__Exercise prompt__: Look below for the line that contains "Parse this screenshot: output", then copy it and each following line to the end of the records, minus any pictures.

[Records from a dataset]

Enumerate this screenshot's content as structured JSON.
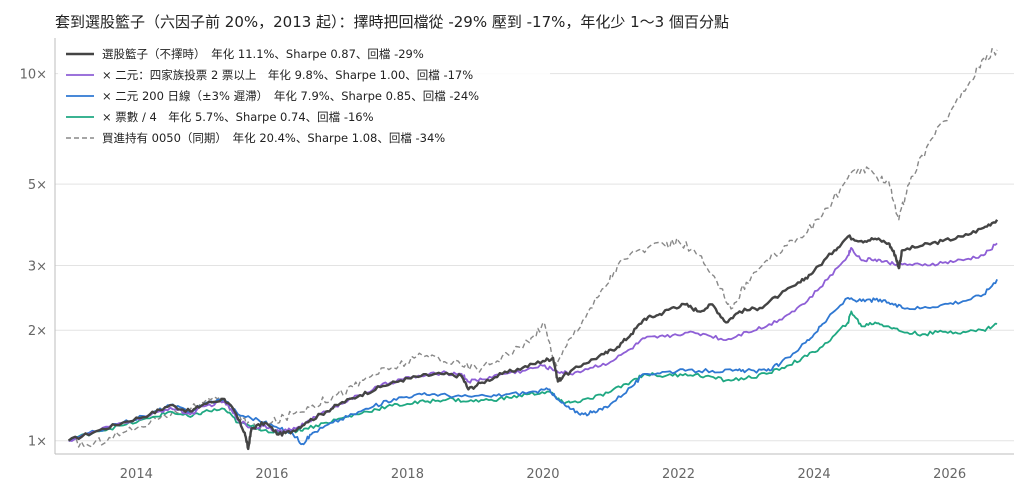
{
  "chart_data": {
    "type": "line",
    "title": "套到選股籃子（六因子前 20%，2013 起）：擇時把回檔從 -29% 壓到 -17%，年化少 1～3 個百分點",
    "xlabel": "",
    "ylabel": "",
    "y_scale": "log",
    "xlim": [
      2012.8,
      2026.95
    ],
    "ylim": [
      0.92,
      12.5
    ],
    "x_ticks": [
      2014,
      2016,
      2018,
      2020,
      2022,
      2024,
      2026
    ],
    "x_tick_labels": [
      "2014",
      "2016",
      "2018",
      "2020",
      "2022",
      "2024",
      "2026"
    ],
    "y_ticks": [
      1,
      2,
      3,
      5,
      10
    ],
    "y_tick_labels": [
      "1×",
      "2×",
      "3×",
      "5×",
      "10×"
    ],
    "grid": "horizontal",
    "legend_position": "top-left",
    "series": [
      {
        "name": "選股籃子（不擇時）　年化 11.1%、Sharpe 0.87、回檔 -29%",
        "color": "#444444",
        "dash": "solid",
        "width": 2.4,
        "points": [
          [
            2013.0,
            1.0
          ],
          [
            2013.4,
            1.06
          ],
          [
            2013.8,
            1.12
          ],
          [
            2014.2,
            1.18
          ],
          [
            2014.5,
            1.25
          ],
          [
            2014.8,
            1.2
          ],
          [
            2015.0,
            1.26
          ],
          [
            2015.3,
            1.3
          ],
          [
            2015.45,
            1.2
          ],
          [
            2015.6,
            1.05
          ],
          [
            2015.65,
            0.95
          ],
          [
            2015.7,
            1.08
          ],
          [
            2015.9,
            1.12
          ],
          [
            2016.1,
            1.04
          ],
          [
            2016.3,
            1.06
          ],
          [
            2016.5,
            1.12
          ],
          [
            2016.8,
            1.2
          ],
          [
            2017.0,
            1.26
          ],
          [
            2017.3,
            1.33
          ],
          [
            2017.6,
            1.4
          ],
          [
            2017.9,
            1.46
          ],
          [
            2018.2,
            1.5
          ],
          [
            2018.5,
            1.52
          ],
          [
            2018.8,
            1.5
          ],
          [
            2018.9,
            1.38
          ],
          [
            2019.1,
            1.44
          ],
          [
            2019.4,
            1.52
          ],
          [
            2019.7,
            1.58
          ],
          [
            2020.0,
            1.65
          ],
          [
            2020.15,
            1.68
          ],
          [
            2020.22,
            1.45
          ],
          [
            2020.3,
            1.5
          ],
          [
            2020.6,
            1.62
          ],
          [
            2020.9,
            1.72
          ],
          [
            2021.1,
            1.8
          ],
          [
            2021.3,
            1.95
          ],
          [
            2021.5,
            2.15
          ],
          [
            2021.7,
            2.2
          ],
          [
            2021.9,
            2.3
          ],
          [
            2022.1,
            2.35
          ],
          [
            2022.3,
            2.25
          ],
          [
            2022.5,
            2.35
          ],
          [
            2022.7,
            2.1
          ],
          [
            2022.9,
            2.25
          ],
          [
            2023.2,
            2.3
          ],
          [
            2023.5,
            2.5
          ],
          [
            2023.8,
            2.7
          ],
          [
            2024.0,
            2.9
          ],
          [
            2024.3,
            3.3
          ],
          [
            2024.5,
            3.6
          ],
          [
            2024.7,
            3.5
          ],
          [
            2024.9,
            3.55
          ],
          [
            2025.1,
            3.45
          ],
          [
            2025.2,
            3.2
          ],
          [
            2025.25,
            2.95
          ],
          [
            2025.3,
            3.3
          ],
          [
            2025.6,
            3.4
          ],
          [
            2025.9,
            3.5
          ],
          [
            2026.2,
            3.6
          ],
          [
            2026.5,
            3.8
          ],
          [
            2026.7,
            4.0
          ]
        ]
      },
      {
        "name": "× 二元：四家族投票 2 票以上　年化 9.8%、Sharpe 1.00、回檔 -17%",
        "color": "#8e5fd6",
        "dash": "solid",
        "width": 1.8,
        "points": [
          [
            2013.0,
            1.0
          ],
          [
            2013.4,
            1.06
          ],
          [
            2013.8,
            1.12
          ],
          [
            2014.2,
            1.17
          ],
          [
            2014.5,
            1.23
          ],
          [
            2014.8,
            1.18
          ],
          [
            2015.0,
            1.24
          ],
          [
            2015.3,
            1.28
          ],
          [
            2015.5,
            1.14
          ],
          [
            2015.7,
            1.08
          ],
          [
            2015.9,
            1.1
          ],
          [
            2016.1,
            1.06
          ],
          [
            2016.3,
            1.07
          ],
          [
            2016.5,
            1.12
          ],
          [
            2016.8,
            1.2
          ],
          [
            2017.0,
            1.26
          ],
          [
            2017.3,
            1.33
          ],
          [
            2017.6,
            1.41
          ],
          [
            2017.9,
            1.47
          ],
          [
            2018.2,
            1.5
          ],
          [
            2018.5,
            1.53
          ],
          [
            2018.8,
            1.52
          ],
          [
            2018.9,
            1.45
          ],
          [
            2019.1,
            1.47
          ],
          [
            2019.4,
            1.52
          ],
          [
            2019.7,
            1.55
          ],
          [
            2020.0,
            1.6
          ],
          [
            2020.2,
            1.55
          ],
          [
            2020.4,
            1.52
          ],
          [
            2020.7,
            1.58
          ],
          [
            2021.0,
            1.64
          ],
          [
            2021.3,
            1.78
          ],
          [
            2021.5,
            1.9
          ],
          [
            2021.8,
            1.92
          ],
          [
            2022.1,
            1.97
          ],
          [
            2022.4,
            1.95
          ],
          [
            2022.7,
            1.88
          ],
          [
            2023.0,
            1.98
          ],
          [
            2023.3,
            2.05
          ],
          [
            2023.6,
            2.2
          ],
          [
            2023.9,
            2.4
          ],
          [
            2024.2,
            2.75
          ],
          [
            2024.5,
            3.2
          ],
          [
            2024.55,
            3.35
          ],
          [
            2024.7,
            3.1
          ],
          [
            2024.9,
            3.12
          ],
          [
            2025.1,
            3.05
          ],
          [
            2025.3,
            3.02
          ],
          [
            2025.6,
            3.0
          ],
          [
            2025.9,
            3.05
          ],
          [
            2026.2,
            3.1
          ],
          [
            2026.5,
            3.2
          ],
          [
            2026.7,
            3.45
          ]
        ]
      },
      {
        "name": "× 二元 200 日線（±3% 遲滯）　年化 7.9%、Sharpe 0.85、回檔 -24%",
        "color": "#2f78d2",
        "dash": "solid",
        "width": 1.8,
        "points": [
          [
            2013.0,
            1.0
          ],
          [
            2013.4,
            1.06
          ],
          [
            2013.8,
            1.12
          ],
          [
            2014.2,
            1.18
          ],
          [
            2014.5,
            1.25
          ],
          [
            2014.8,
            1.2
          ],
          [
            2015.0,
            1.26
          ],
          [
            2015.3,
            1.3
          ],
          [
            2015.5,
            1.18
          ],
          [
            2015.8,
            1.14
          ],
          [
            2016.1,
            1.08
          ],
          [
            2016.3,
            1.05
          ],
          [
            2016.45,
            0.98
          ],
          [
            2016.6,
            1.05
          ],
          [
            2016.9,
            1.12
          ],
          [
            2017.2,
            1.18
          ],
          [
            2017.5,
            1.24
          ],
          [
            2017.8,
            1.3
          ],
          [
            2018.1,
            1.33
          ],
          [
            2018.4,
            1.34
          ],
          [
            2018.8,
            1.32
          ],
          [
            2019.2,
            1.32
          ],
          [
            2019.5,
            1.34
          ],
          [
            2019.9,
            1.36
          ],
          [
            2020.1,
            1.38
          ],
          [
            2020.2,
            1.3
          ],
          [
            2020.4,
            1.22
          ],
          [
            2020.6,
            1.18
          ],
          [
            2020.8,
            1.2
          ],
          [
            2021.0,
            1.26
          ],
          [
            2021.3,
            1.4
          ],
          [
            2021.5,
            1.52
          ],
          [
            2021.8,
            1.54
          ],
          [
            2022.1,
            1.55
          ],
          [
            2022.5,
            1.55
          ],
          [
            2022.8,
            1.55
          ],
          [
            2023.0,
            1.55
          ],
          [
            2023.3,
            1.55
          ],
          [
            2023.5,
            1.62
          ],
          [
            2023.8,
            1.8
          ],
          [
            2024.0,
            1.95
          ],
          [
            2024.2,
            2.15
          ],
          [
            2024.5,
            2.45
          ],
          [
            2024.7,
            2.4
          ],
          [
            2024.9,
            2.42
          ],
          [
            2025.1,
            2.38
          ],
          [
            2025.3,
            2.3
          ],
          [
            2025.6,
            2.3
          ],
          [
            2025.9,
            2.35
          ],
          [
            2026.2,
            2.4
          ],
          [
            2026.5,
            2.5
          ],
          [
            2026.7,
            2.75
          ]
        ]
      },
      {
        "name": "× 票數 / 4　年化 5.7%、Sharpe 0.74、回檔 -16%",
        "color": "#1fa882",
        "dash": "solid",
        "width": 1.8,
        "points": [
          [
            2013.0,
            1.0
          ],
          [
            2013.4,
            1.06
          ],
          [
            2013.8,
            1.1
          ],
          [
            2014.2,
            1.15
          ],
          [
            2014.5,
            1.2
          ],
          [
            2014.8,
            1.16
          ],
          [
            2015.0,
            1.2
          ],
          [
            2015.3,
            1.22
          ],
          [
            2015.5,
            1.12
          ],
          [
            2015.8,
            1.08
          ],
          [
            2016.1,
            1.05
          ],
          [
            2016.3,
            1.06
          ],
          [
            2016.5,
            1.08
          ],
          [
            2016.8,
            1.12
          ],
          [
            2017.1,
            1.16
          ],
          [
            2017.4,
            1.2
          ],
          [
            2017.7,
            1.24
          ],
          [
            2018.0,
            1.26
          ],
          [
            2018.3,
            1.28
          ],
          [
            2018.6,
            1.3
          ],
          [
            2018.9,
            1.28
          ],
          [
            2019.2,
            1.29
          ],
          [
            2019.5,
            1.31
          ],
          [
            2019.8,
            1.34
          ],
          [
            2020.1,
            1.36
          ],
          [
            2020.25,
            1.28
          ],
          [
            2020.4,
            1.27
          ],
          [
            2020.7,
            1.3
          ],
          [
            2021.0,
            1.36
          ],
          [
            2021.3,
            1.45
          ],
          [
            2021.5,
            1.52
          ],
          [
            2021.8,
            1.5
          ],
          [
            2022.1,
            1.52
          ],
          [
            2022.4,
            1.5
          ],
          [
            2022.7,
            1.46
          ],
          [
            2023.0,
            1.48
          ],
          [
            2023.3,
            1.52
          ],
          [
            2023.6,
            1.6
          ],
          [
            2023.9,
            1.7
          ],
          [
            2024.2,
            1.85
          ],
          [
            2024.5,
            2.1
          ],
          [
            2024.55,
            2.25
          ],
          [
            2024.7,
            2.05
          ],
          [
            2024.9,
            2.1
          ],
          [
            2025.1,
            2.05
          ],
          [
            2025.3,
            1.98
          ],
          [
            2025.6,
            1.95
          ],
          [
            2025.9,
            1.98
          ],
          [
            2026.2,
            1.98
          ],
          [
            2026.5,
            2.0
          ],
          [
            2026.7,
            2.08
          ]
        ]
      },
      {
        "name": "買進持有 0050（同期）　年化 20.4%、Sharpe 1.08、回檔 -34%",
        "color": "#888888",
        "dash": "dashed",
        "width": 1.4,
        "points": [
          [
            2013.0,
            1.0
          ],
          [
            2013.3,
            0.97
          ],
          [
            2013.6,
            1.02
          ],
          [
            2014.0,
            1.08
          ],
          [
            2014.4,
            1.18
          ],
          [
            2014.8,
            1.22
          ],
          [
            2015.2,
            1.3
          ],
          [
            2015.5,
            1.18
          ],
          [
            2015.7,
            1.08
          ],
          [
            2016.0,
            1.12
          ],
          [
            2016.3,
            1.18
          ],
          [
            2016.6,
            1.25
          ],
          [
            2016.9,
            1.32
          ],
          [
            2017.2,
            1.4
          ],
          [
            2017.5,
            1.52
          ],
          [
            2017.8,
            1.58
          ],
          [
            2018.1,
            1.68
          ],
          [
            2018.4,
            1.7
          ],
          [
            2018.8,
            1.6
          ],
          [
            2019.1,
            1.58
          ],
          [
            2019.4,
            1.7
          ],
          [
            2019.8,
            1.85
          ],
          [
            2020.0,
            2.1
          ],
          [
            2020.2,
            1.6
          ],
          [
            2020.4,
            1.9
          ],
          [
            2020.7,
            2.3
          ],
          [
            2020.9,
            2.6
          ],
          [
            2021.1,
            3.0
          ],
          [
            2021.4,
            3.3
          ],
          [
            2021.8,
            3.4
          ],
          [
            2022.0,
            3.5
          ],
          [
            2022.3,
            3.2
          ],
          [
            2022.6,
            2.6
          ],
          [
            2022.8,
            2.3
          ],
          [
            2023.0,
            2.7
          ],
          [
            2023.3,
            3.1
          ],
          [
            2023.6,
            3.4
          ],
          [
            2023.9,
            3.7
          ],
          [
            2024.2,
            4.3
          ],
          [
            2024.5,
            5.2
          ],
          [
            2024.7,
            5.5
          ],
          [
            2024.9,
            5.3
          ],
          [
            2025.1,
            5.1
          ],
          [
            2025.25,
            4.0
          ],
          [
            2025.4,
            5.0
          ],
          [
            2025.7,
            6.5
          ],
          [
            2026.0,
            7.8
          ],
          [
            2026.3,
            9.5
          ],
          [
            2026.5,
            11.0
          ],
          [
            2026.7,
            11.6
          ]
        ]
      }
    ]
  }
}
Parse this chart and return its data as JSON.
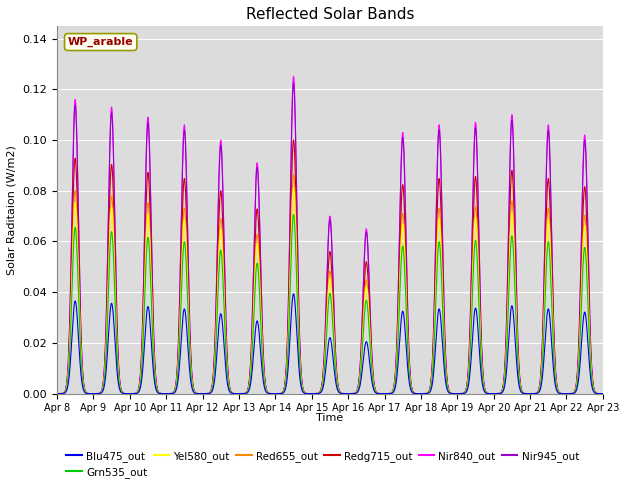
{
  "title": "Reflected Solar Bands",
  "xlabel": "Time",
  "ylabel": "Solar Raditaion (W/m2)",
  "annotation": "WP_arable",
  "ylim": [
    0,
    0.145
  ],
  "yticks": [
    0.0,
    0.02,
    0.04,
    0.06,
    0.08,
    0.1,
    0.12,
    0.14
  ],
  "xtick_labels": [
    "Apr 8",
    "Apr 9",
    "Apr 10",
    "Apr 11",
    "Apr 12",
    "Apr 13",
    "Apr 14",
    "Apr 15",
    "Apr 16",
    "Apr 17",
    "Apr 18",
    "Apr 19",
    "Apr 20",
    "Apr 21",
    "Apr 22",
    "Apr 23"
  ],
  "colors": {
    "Blu475_out": "#0000EE",
    "Grn535_out": "#00CC00",
    "Yel580_out": "#FFFF00",
    "Red655_out": "#FF8800",
    "Redg715_out": "#CC0000",
    "Nir840_out": "#FF00FF",
    "Nir945_out": "#9900CC"
  },
  "nir840_peaks": [
    0.116,
    0.113,
    0.109,
    0.106,
    0.1,
    0.091,
    0.125,
    0.07,
    0.065,
    0.103,
    0.106,
    0.107,
    0.11,
    0.106,
    0.102
  ],
  "scale_factors": {
    "Blu475_out": 0.315,
    "Grn535_out": 0.565,
    "Yel580_out": 0.65,
    "Red655_out": 0.69,
    "Redg715_out": 0.8,
    "Nir840_out": 1.0,
    "Nir945_out": 0.98
  },
  "background_color": "#dcdcdc",
  "fig_width": 6.4,
  "fig_height": 4.8,
  "dpi": 100
}
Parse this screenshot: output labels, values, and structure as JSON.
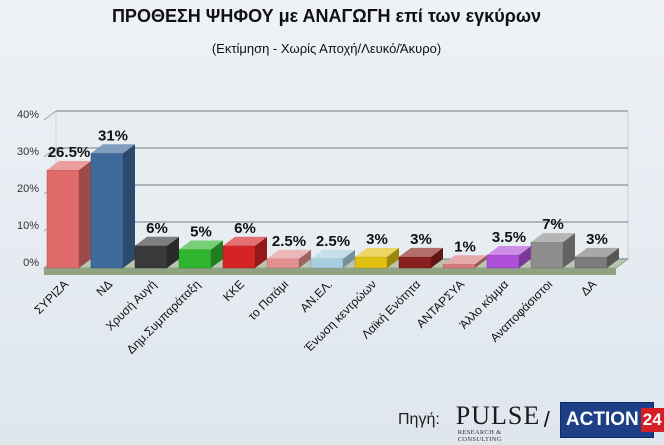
{
  "header": {
    "title": "ΠΡΟΘΕΣΗ ΨΗΦΟΥ με ΑΝΑΓΩΓΗ επί των εγκύρων",
    "subtitle": "(Εκτίμηση  -  Χωρίς Αποχή/Λευκό/Άκυρο)"
  },
  "source": {
    "label": "Πηγή:",
    "pulse": "PULSE",
    "pulse_sub": "RESEARCH & CONSULTING",
    "separator": "/",
    "action_text": "ACTION",
    "action_num": "24"
  },
  "chart_data": {
    "type": "bar",
    "title": "ΠΡΟΘΕΣΗ ΨΗΦΟΥ με ΑΝΑΓΩΓΗ επί των εγκύρων",
    "subtitle": "(Εκτίμηση  -  Χωρίς Αποχή/Λευκό/Άκυρο)",
    "categories": [
      "ΣΥΡΙΖΑ",
      "ΝΔ",
      "Χρυσή Αυγή",
      "Δημ.Συμπαράταξη",
      "ΚΚΕ",
      "το Ποτάμι",
      "ΑΝ.ΕΛ.",
      "Ένωση κεντρώων",
      "Λαϊκή Ενότητα",
      "ΑΝΤΑΡΣΥΑ",
      "Άλλο κόμμα",
      "Αναποφάσιστοι",
      "ΔΑ"
    ],
    "values": [
      26.5,
      31,
      6,
      5,
      6,
      2.5,
      2.5,
      3,
      3,
      1,
      3.5,
      7,
      3
    ],
    "value_labels": [
      "26.5%",
      "31%",
      "6%",
      "5%",
      "6%",
      "2.5%",
      "2.5%",
      "3%",
      "3%",
      "1%",
      "3.5%",
      "7%",
      "3%"
    ],
    "colors": [
      "#e06a6a",
      "#3f6a9c",
      "#3a3a3a",
      "#2fb52f",
      "#d42424",
      "#e29090",
      "#a8cfe0",
      "#e0c010",
      "#8a1f1f",
      "#d97a7a",
      "#b04fd8",
      "#8d8d8d",
      "#7b7b7b"
    ],
    "yticks": [
      "0%",
      "10%",
      "20%",
      "30%",
      "40%"
    ],
    "ylim": [
      0,
      40
    ],
    "grid": true,
    "style": "3d-bar"
  }
}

__Final result__:
Parse this screenshot: output labels, values, and structure as JSON.
{
  "header": {
    "title": "ΠΡΟΘΕΣΗ ΨΗΦΟΥ με ΑΝΑΓΩΓΗ επί των εγκύρων",
    "subtitle": "(Εκτίμηση  -  Χωρίς Αποχή/Λευκό/Άκυρο)"
  },
  "source": {
    "label": "Πηγή:",
    "pulse": "PULSE",
    "pulse_sub": "RESEARCH & CONSULTING",
    "separator": "/",
    "action_text": "ACTION",
    "action_num": "24"
  },
  "chart_data": {
    "type": "bar",
    "title": "ΠΡΟΘΕΣΗ ΨΗΦΟΥ με ΑΝΑΓΩΓΗ επί των εγκύρων",
    "subtitle": "(Εκτίμηση  -  Χωρίς Αποχή/Λευκό/Άκυρο)",
    "categories": [
      "ΣΥΡΙΖΑ",
      "ΝΔ",
      "Χρυσή Αυγή",
      "Δημ.Συμπαράταξη",
      "ΚΚΕ",
      "το Ποτάμι",
      "ΑΝ.ΕΛ.",
      "Ένωση κεντρώων",
      "Λαϊκή Ενότητα",
      "ΑΝΤΑΡΣΥΑ",
      "Άλλο κόμμα",
      "Αναποφάσιστοι",
      "ΔΑ"
    ],
    "values": [
      26.5,
      31,
      6,
      5,
      6,
      2.5,
      2.5,
      3,
      3,
      1,
      3.5,
      7,
      3
    ],
    "value_labels": [
      "26.5%",
      "31%",
      "6%",
      "5%",
      "6%",
      "2.5%",
      "2.5%",
      "3%",
      "3%",
      "1%",
      "3.5%",
      "7%",
      "3%"
    ],
    "colors": [
      "#e06a6a",
      "#3f6a9c",
      "#3a3a3a",
      "#2fb52f",
      "#d42424",
      "#e29090",
      "#a8cfe0",
      "#e0c010",
      "#8a1f1f",
      "#d97a7a",
      "#b04fd8",
      "#8d8d8d",
      "#7b7b7b"
    ],
    "yticks": [
      "0%",
      "10%",
      "20%",
      "30%",
      "40%"
    ],
    "ylim": [
      0,
      40
    ],
    "grid": true,
    "style": "3d-bar"
  }
}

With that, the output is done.